▶ _What you are asked to do_:
How many lines in these records hold the string "pero"? Reply with the number alone.
--- begin Records provided ---
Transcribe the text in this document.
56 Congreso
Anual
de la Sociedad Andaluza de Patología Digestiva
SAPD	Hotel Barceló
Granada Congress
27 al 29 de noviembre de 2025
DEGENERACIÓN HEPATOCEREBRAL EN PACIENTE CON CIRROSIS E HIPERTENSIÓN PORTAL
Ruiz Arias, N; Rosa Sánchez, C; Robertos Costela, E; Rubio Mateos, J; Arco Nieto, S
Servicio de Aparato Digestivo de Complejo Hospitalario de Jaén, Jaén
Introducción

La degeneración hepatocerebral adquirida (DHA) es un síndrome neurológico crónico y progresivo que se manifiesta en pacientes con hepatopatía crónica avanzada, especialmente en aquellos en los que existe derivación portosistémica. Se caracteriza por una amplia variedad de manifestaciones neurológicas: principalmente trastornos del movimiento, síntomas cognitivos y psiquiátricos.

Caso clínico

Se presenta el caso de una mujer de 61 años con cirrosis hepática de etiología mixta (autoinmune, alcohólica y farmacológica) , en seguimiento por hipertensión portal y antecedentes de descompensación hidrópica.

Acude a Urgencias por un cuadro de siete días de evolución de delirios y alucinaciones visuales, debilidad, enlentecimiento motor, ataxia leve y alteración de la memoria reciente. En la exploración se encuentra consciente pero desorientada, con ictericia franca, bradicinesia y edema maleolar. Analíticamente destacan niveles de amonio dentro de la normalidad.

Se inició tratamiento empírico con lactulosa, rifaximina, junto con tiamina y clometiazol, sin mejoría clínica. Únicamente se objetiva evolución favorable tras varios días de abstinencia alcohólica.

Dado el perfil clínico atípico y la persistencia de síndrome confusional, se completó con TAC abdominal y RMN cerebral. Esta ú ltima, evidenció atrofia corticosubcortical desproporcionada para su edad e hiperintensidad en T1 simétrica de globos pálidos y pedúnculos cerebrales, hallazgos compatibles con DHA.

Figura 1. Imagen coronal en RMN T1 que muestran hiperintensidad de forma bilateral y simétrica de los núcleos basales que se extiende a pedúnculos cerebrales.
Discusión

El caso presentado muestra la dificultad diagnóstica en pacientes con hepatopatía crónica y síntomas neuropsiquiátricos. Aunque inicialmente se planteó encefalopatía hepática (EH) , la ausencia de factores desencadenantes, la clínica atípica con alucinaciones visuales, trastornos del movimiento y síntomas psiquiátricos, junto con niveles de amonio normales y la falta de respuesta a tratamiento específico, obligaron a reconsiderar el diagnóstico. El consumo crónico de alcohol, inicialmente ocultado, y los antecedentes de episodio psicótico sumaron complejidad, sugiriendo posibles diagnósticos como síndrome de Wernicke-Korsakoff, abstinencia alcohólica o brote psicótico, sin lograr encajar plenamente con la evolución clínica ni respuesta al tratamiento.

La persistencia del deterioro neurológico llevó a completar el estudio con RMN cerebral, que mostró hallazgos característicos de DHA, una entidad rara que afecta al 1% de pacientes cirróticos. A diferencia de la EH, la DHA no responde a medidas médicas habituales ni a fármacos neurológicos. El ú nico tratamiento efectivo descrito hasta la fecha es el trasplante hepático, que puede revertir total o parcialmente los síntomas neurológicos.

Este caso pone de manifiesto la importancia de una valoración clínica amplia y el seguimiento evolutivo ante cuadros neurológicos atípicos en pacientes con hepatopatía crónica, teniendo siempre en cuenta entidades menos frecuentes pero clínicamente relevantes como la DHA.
--- end Records provided ---
▶ _Response to the exercise_:
2